Problem: Copy the data that follows, character for character, minus the pictures.

Record extracts:
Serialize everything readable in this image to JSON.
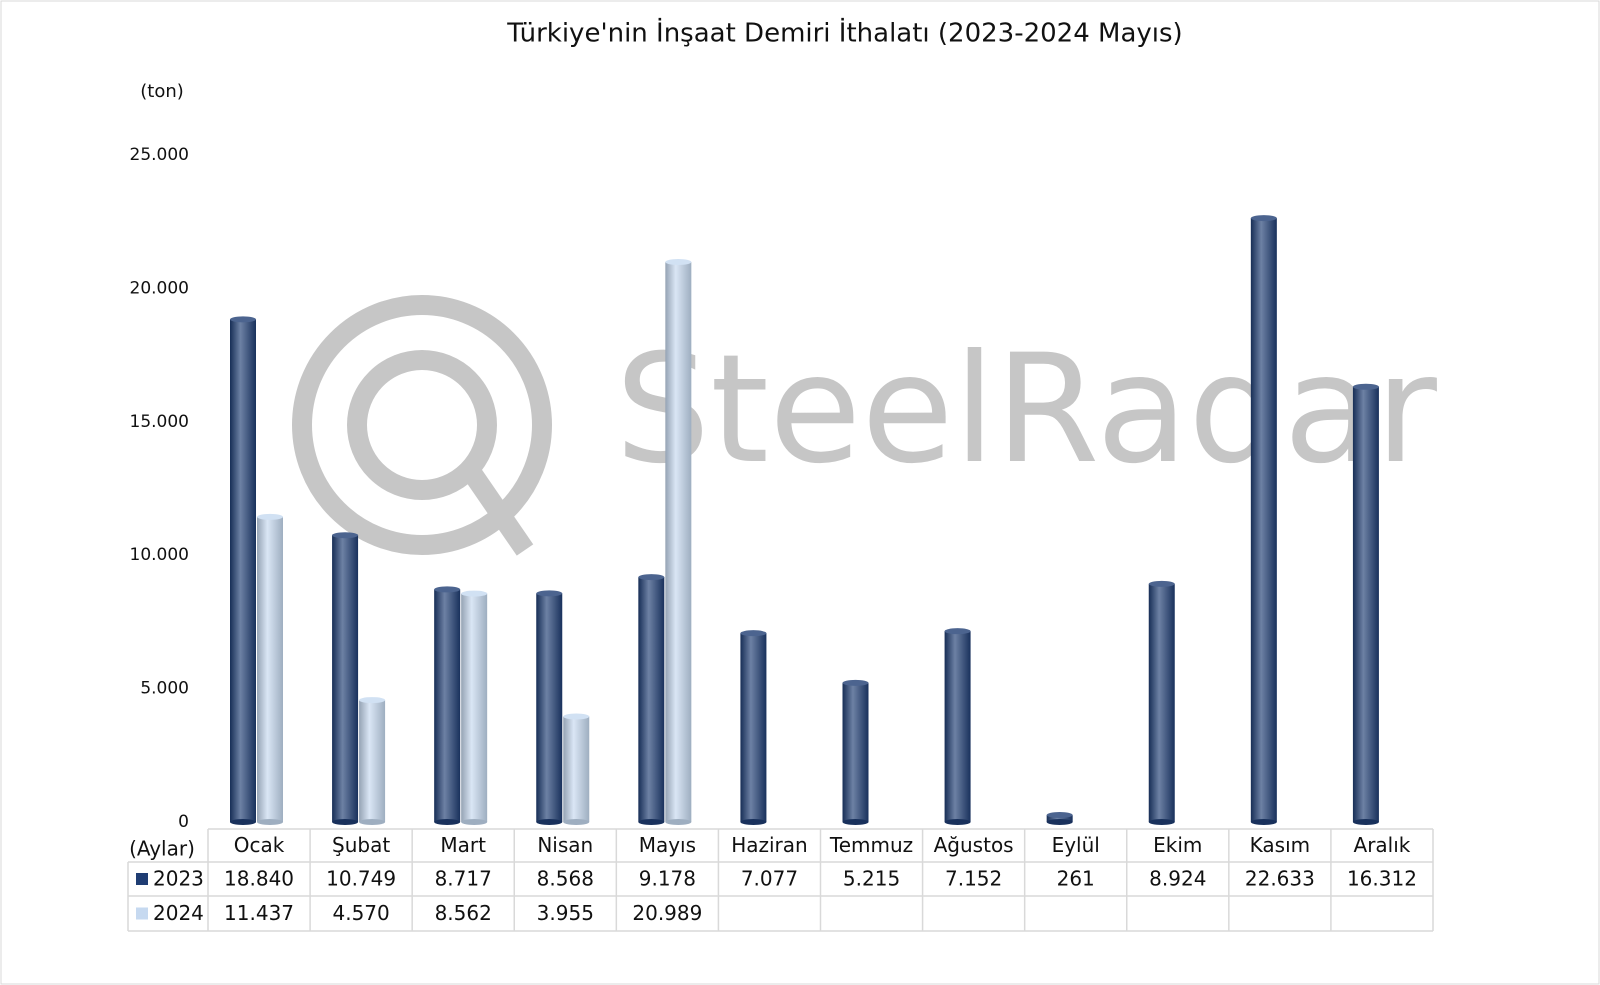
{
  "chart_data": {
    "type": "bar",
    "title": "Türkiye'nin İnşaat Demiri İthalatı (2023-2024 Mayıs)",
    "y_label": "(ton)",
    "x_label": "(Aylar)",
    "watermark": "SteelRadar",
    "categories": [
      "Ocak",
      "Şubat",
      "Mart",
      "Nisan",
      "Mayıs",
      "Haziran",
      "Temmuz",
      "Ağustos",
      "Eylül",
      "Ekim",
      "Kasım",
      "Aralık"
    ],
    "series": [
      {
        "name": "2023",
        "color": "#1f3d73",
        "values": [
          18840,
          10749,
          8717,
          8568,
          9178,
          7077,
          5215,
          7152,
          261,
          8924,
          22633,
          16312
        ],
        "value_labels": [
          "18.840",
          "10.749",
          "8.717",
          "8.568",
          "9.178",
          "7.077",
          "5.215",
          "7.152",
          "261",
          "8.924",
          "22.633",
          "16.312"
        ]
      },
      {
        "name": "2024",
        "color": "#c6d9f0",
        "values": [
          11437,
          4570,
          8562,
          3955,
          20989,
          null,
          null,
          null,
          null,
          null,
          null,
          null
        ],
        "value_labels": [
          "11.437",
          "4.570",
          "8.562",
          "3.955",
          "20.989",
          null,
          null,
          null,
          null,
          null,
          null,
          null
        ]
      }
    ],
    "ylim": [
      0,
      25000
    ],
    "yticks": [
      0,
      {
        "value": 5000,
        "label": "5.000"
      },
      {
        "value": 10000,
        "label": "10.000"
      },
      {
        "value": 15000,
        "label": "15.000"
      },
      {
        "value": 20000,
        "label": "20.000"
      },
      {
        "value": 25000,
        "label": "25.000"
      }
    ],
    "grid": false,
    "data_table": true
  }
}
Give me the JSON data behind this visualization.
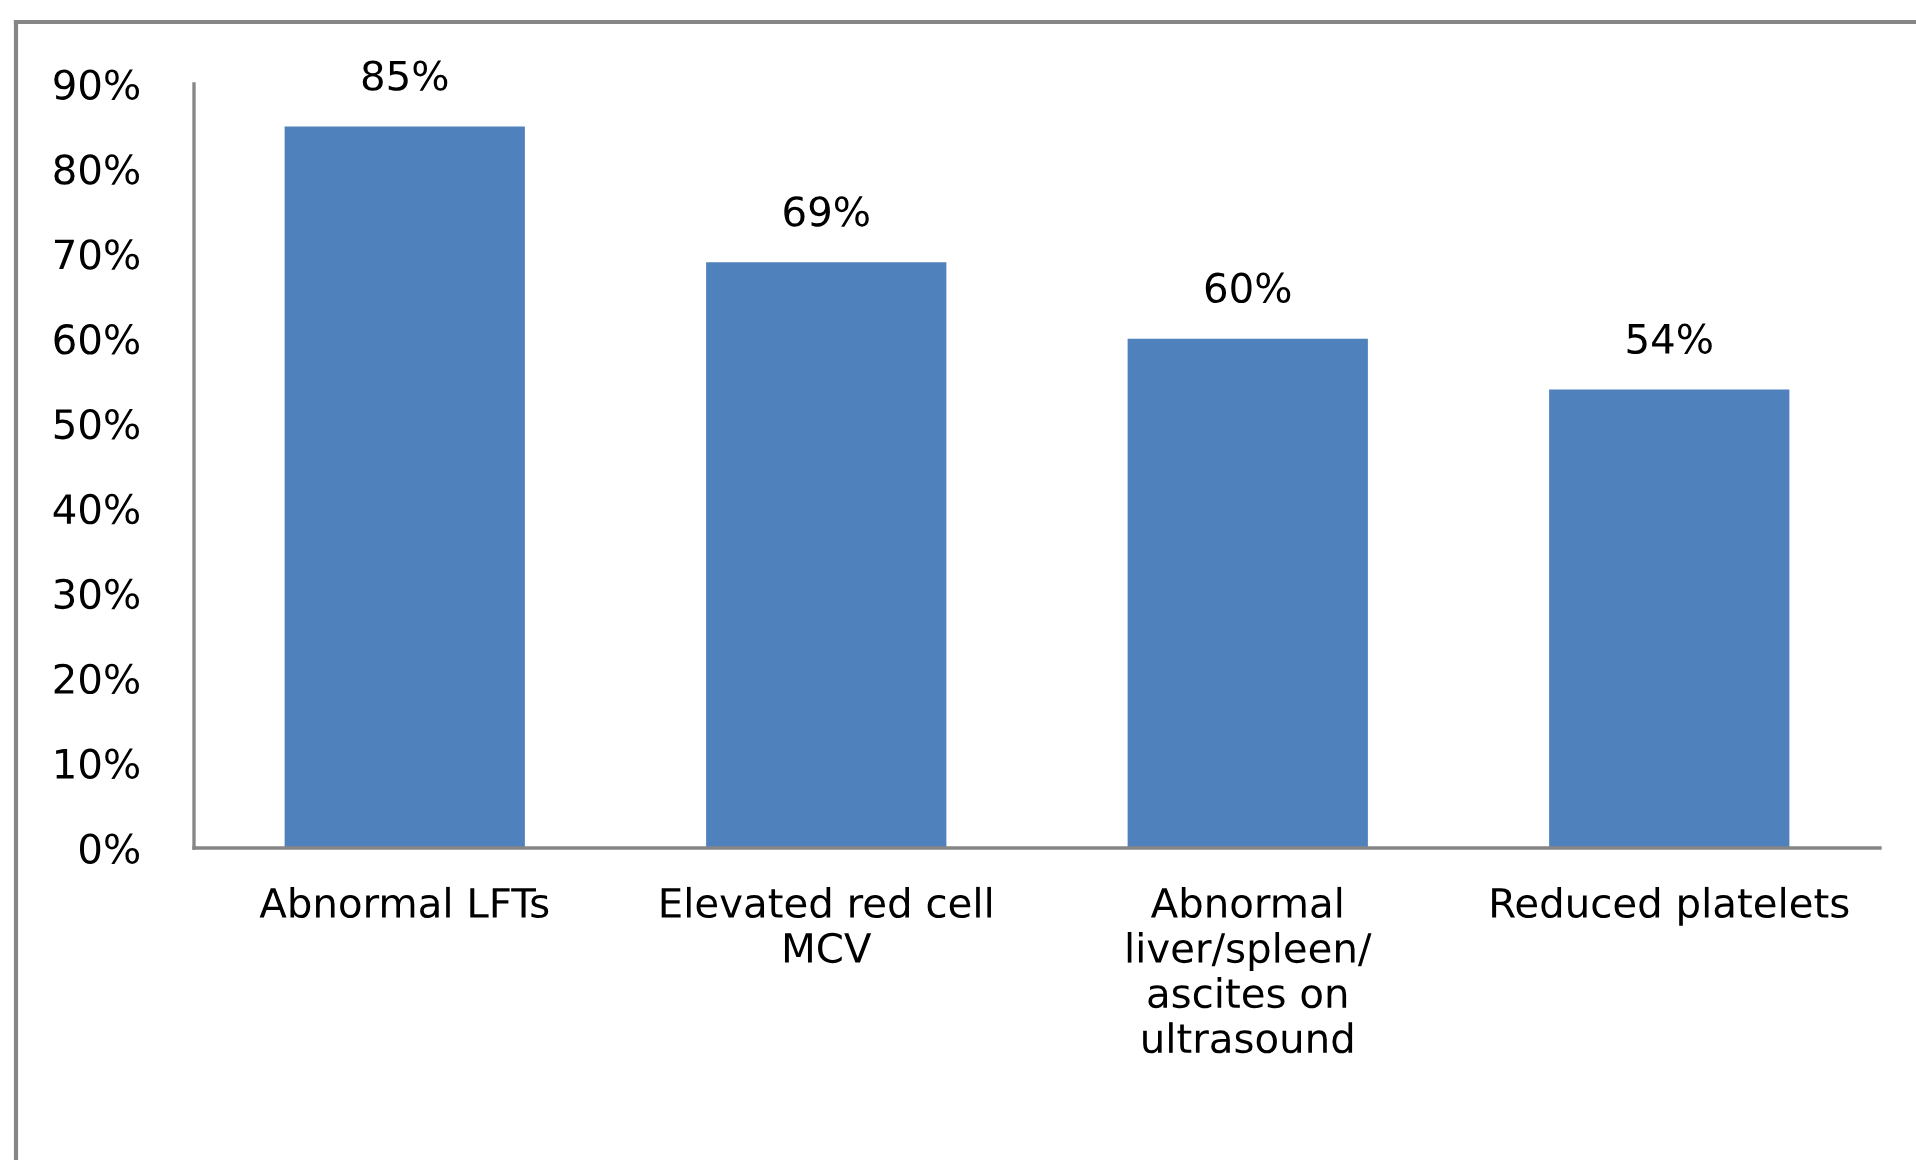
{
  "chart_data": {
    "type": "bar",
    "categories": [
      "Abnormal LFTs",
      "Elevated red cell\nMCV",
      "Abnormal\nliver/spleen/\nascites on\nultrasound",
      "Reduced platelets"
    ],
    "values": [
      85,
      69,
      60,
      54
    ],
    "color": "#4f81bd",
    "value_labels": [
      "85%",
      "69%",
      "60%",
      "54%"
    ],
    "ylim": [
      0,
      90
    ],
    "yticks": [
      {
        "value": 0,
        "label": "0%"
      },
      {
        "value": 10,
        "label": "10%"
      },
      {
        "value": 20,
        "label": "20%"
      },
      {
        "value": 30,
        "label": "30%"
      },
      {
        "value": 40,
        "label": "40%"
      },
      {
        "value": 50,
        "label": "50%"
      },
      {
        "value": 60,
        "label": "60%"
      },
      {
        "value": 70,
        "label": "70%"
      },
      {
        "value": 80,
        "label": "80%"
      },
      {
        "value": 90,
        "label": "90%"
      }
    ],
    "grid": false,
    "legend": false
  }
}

Response to this exercise:
Serialize everything readable in this image to JSON.
{
  "chart_data": {
    "type": "bar",
    "title": "Türkiye'nin İnşaat Demiri İthalatı (2023-2024 Mayıs)",
    "y_label": "(ton)",
    "x_label": "(Aylar)",
    "watermark": "SteelRadar",
    "categories": [
      "Ocak",
      "Şubat",
      "Mart",
      "Nisan",
      "Mayıs",
      "Haziran",
      "Temmuz",
      "Ağustos",
      "Eylül",
      "Ekim",
      "Kasım",
      "Aralık"
    ],
    "series": [
      {
        "name": "2023",
        "color": "#1f3d73",
        "values": [
          18840,
          10749,
          8717,
          8568,
          9178,
          7077,
          5215,
          7152,
          261,
          8924,
          22633,
          16312
        ],
        "value_labels": [
          "18.840",
          "10.749",
          "8.717",
          "8.568",
          "9.178",
          "7.077",
          "5.215",
          "7.152",
          "261",
          "8.924",
          "22.633",
          "16.312"
        ]
      },
      {
        "name": "2024",
        "color": "#c6d9f0",
        "values": [
          11437,
          4570,
          8562,
          3955,
          20989,
          null,
          null,
          null,
          null,
          null,
          null,
          null
        ],
        "value_labels": [
          "11.437",
          "4.570",
          "8.562",
          "3.955",
          "20.989",
          null,
          null,
          null,
          null,
          null,
          null,
          null
        ]
      }
    ],
    "ylim": [
      0,
      25000
    ],
    "yticks": [
      0,
      {
        "value": 5000,
        "label": "5.000"
      },
      {
        "value": 10000,
        "label": "10.000"
      },
      {
        "value": 15000,
        "label": "15.000"
      },
      {
        "value": 20000,
        "label": "20.000"
      },
      {
        "value": 25000,
        "label": "25.000"
      }
    ],
    "grid": false,
    "data_table": true
  }
}
Give me the JSON data behind this visualization.
{
  "chart_data": {
    "type": "bar",
    "categories": [
      "Abnormal LFTs",
      "Elevated red cell\nMCV",
      "Abnormal\nliver/spleen/\nascites on\nultrasound",
      "Reduced platelets"
    ],
    "values": [
      85,
      69,
      60,
      54
    ],
    "color": "#4f81bd",
    "value_labels": [
      "85%",
      "69%",
      "60%",
      "54%"
    ],
    "ylim": [
      0,
      90
    ],
    "yticks": [
      {
        "value": 0,
        "label": "0%"
      },
      {
        "value": 10,
        "label": "10%"
      },
      {
        "value": 20,
        "label": "20%"
      },
      {
        "value": 30,
        "label": "30%"
      },
      {
        "value": 40,
        "label": "40%"
      },
      {
        "value": 50,
        "label": "50%"
      },
      {
        "value": 60,
        "label": "60%"
      },
      {
        "value": 70,
        "label": "70%"
      },
      {
        "value": 80,
        "label": "80%"
      },
      {
        "value": 90,
        "label": "90%"
      }
    ],
    "grid": false,
    "legend": false
  }
}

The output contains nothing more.